### EXERCISE REQUIREMENTS
Each line of the listing that contains the word "PEPERIKSAAN" is to be copied.

### RECORDS SUPPLIED
'''
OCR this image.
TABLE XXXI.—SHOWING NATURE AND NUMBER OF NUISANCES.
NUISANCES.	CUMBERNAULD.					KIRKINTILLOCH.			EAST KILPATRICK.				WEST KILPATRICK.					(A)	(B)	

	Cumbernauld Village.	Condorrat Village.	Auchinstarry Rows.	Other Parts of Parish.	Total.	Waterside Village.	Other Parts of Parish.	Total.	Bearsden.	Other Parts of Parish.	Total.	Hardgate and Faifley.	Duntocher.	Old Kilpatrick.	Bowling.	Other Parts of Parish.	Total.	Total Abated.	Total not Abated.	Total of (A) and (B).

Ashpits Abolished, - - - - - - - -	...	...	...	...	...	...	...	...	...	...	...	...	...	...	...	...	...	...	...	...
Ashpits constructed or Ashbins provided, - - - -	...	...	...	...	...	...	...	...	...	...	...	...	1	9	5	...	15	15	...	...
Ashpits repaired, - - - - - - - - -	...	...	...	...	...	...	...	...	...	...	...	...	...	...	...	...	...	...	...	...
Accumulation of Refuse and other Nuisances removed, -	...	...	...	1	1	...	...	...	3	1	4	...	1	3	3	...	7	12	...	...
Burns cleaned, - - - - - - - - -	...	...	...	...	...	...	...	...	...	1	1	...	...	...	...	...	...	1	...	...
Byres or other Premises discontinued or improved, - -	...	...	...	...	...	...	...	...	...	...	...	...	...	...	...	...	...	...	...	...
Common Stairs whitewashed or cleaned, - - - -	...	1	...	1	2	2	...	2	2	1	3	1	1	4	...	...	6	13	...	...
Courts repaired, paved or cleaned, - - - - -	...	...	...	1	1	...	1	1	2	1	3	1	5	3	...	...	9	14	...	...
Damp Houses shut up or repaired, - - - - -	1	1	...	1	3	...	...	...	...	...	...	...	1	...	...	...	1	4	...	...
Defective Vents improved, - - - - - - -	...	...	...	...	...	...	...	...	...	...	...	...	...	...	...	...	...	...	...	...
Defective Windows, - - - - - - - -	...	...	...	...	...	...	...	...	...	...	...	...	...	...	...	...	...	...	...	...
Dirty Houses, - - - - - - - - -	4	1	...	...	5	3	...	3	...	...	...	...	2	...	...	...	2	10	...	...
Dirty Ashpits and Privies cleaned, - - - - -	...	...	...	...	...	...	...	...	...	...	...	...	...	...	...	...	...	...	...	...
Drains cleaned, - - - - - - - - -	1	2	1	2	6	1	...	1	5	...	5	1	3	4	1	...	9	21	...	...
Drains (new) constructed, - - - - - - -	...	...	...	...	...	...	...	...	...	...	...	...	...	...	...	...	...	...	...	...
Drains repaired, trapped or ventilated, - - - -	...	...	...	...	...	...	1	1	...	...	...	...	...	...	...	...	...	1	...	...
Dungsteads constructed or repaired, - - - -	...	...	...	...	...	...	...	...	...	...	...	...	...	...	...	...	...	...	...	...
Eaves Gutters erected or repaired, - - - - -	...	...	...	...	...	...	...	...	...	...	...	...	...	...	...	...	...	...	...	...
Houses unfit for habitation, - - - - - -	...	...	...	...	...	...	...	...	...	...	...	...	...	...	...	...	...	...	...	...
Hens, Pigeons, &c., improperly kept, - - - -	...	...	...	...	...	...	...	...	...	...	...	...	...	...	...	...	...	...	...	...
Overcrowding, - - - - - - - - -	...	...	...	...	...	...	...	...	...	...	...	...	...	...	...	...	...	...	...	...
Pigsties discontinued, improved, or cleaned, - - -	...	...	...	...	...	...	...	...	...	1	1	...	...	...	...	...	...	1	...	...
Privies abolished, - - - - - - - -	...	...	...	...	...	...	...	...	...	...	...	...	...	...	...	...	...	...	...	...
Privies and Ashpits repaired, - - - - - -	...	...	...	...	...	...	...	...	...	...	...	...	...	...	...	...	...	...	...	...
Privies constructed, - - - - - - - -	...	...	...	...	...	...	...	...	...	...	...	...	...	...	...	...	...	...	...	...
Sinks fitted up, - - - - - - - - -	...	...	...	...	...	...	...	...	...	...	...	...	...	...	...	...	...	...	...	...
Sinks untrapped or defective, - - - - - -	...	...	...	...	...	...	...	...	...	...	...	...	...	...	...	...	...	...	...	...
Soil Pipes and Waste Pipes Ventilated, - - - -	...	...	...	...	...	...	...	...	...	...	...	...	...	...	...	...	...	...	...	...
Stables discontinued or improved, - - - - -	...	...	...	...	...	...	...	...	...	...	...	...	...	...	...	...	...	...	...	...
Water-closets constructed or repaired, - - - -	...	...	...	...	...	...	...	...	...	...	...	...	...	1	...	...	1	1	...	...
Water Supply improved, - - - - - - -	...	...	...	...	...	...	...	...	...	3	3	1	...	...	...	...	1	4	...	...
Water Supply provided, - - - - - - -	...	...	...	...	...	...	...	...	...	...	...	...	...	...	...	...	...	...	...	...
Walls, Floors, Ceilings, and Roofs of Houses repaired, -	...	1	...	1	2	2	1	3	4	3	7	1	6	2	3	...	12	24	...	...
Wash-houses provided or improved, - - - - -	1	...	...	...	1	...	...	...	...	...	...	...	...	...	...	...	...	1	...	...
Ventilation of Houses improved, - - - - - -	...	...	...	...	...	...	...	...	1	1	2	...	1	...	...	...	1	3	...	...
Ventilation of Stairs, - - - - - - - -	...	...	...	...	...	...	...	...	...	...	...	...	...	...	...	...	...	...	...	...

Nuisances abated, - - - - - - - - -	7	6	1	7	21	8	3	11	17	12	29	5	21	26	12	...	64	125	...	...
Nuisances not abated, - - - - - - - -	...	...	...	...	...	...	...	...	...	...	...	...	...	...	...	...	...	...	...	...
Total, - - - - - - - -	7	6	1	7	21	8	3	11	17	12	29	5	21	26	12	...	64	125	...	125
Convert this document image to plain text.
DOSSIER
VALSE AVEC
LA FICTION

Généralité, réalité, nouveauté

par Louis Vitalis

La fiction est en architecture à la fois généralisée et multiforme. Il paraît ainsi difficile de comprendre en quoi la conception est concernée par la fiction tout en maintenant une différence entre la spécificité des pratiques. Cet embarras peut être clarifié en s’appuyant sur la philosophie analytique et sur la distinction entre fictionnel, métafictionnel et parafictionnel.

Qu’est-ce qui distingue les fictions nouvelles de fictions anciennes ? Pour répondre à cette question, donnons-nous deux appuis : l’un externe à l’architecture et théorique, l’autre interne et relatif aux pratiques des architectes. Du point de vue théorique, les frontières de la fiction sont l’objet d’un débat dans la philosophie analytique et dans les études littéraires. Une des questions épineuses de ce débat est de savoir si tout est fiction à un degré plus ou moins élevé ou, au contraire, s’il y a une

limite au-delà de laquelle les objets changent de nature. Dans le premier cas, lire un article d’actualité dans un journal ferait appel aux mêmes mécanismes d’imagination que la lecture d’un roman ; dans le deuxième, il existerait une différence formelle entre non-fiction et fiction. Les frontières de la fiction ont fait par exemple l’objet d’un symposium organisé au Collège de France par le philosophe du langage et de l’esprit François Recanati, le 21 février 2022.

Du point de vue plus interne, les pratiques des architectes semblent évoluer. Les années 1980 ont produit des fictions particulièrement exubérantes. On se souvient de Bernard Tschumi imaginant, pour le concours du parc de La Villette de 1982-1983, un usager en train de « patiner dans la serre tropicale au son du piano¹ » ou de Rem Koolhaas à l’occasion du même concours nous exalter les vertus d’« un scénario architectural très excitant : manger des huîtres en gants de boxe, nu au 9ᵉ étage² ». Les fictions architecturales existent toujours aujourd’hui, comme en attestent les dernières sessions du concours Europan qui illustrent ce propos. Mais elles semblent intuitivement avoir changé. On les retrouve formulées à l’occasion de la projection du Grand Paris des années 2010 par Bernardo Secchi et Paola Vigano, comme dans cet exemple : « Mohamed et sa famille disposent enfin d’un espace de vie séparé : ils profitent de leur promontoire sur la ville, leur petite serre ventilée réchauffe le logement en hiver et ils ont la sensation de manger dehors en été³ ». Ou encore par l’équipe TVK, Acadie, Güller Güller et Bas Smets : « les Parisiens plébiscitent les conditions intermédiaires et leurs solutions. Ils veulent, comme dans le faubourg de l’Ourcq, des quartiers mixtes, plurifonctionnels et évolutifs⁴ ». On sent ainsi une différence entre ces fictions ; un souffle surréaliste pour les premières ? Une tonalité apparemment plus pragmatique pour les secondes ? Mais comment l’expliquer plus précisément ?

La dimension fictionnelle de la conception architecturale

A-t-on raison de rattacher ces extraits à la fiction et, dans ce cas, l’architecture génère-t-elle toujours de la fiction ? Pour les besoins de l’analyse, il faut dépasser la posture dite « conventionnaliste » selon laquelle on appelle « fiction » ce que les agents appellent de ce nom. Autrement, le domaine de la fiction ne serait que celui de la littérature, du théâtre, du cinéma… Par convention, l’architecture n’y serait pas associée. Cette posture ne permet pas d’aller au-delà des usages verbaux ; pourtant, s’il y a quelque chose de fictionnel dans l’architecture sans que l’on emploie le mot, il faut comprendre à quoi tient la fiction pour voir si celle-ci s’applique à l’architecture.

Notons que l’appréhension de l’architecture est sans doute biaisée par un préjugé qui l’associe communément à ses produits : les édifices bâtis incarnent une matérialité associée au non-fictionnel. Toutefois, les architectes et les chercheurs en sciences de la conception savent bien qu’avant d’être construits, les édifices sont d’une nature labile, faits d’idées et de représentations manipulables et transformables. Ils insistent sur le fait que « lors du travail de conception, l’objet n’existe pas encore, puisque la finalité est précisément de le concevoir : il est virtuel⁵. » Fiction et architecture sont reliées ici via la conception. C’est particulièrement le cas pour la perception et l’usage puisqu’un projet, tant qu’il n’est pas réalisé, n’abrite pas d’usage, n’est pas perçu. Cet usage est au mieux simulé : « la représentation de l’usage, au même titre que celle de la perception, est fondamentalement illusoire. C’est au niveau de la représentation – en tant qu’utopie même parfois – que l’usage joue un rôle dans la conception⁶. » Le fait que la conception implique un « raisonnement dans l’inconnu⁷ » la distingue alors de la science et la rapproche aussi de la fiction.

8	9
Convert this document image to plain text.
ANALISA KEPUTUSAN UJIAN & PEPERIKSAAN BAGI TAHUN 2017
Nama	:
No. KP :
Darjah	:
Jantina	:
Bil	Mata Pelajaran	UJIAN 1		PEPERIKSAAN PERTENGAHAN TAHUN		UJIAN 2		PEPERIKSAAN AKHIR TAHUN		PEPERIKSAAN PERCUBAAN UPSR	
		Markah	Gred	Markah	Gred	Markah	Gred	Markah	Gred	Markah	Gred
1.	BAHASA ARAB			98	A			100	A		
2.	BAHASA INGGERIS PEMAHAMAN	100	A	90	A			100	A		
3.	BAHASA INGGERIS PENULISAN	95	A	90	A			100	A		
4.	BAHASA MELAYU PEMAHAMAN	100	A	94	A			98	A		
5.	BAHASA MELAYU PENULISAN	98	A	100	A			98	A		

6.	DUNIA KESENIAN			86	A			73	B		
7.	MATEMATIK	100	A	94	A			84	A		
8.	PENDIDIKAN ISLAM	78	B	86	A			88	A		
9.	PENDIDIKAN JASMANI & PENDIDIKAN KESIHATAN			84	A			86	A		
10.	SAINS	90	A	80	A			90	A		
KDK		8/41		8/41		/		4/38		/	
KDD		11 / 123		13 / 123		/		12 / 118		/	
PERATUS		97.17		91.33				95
'''
### WRITTEN RESPONSE
ANALISA KEPUTUSAN UJIAN & PEPERIKSAAN BAGI TAHUN 2017
Bil	Mata Pelajaran	UJIAN 1		PEPERIKSAAN PERTENGAHAN TAHUN		UJIAN 2		PEPERIKSAAN AKHIR TAHUN		PEPERIKSAAN PERCUBAAN UPSR	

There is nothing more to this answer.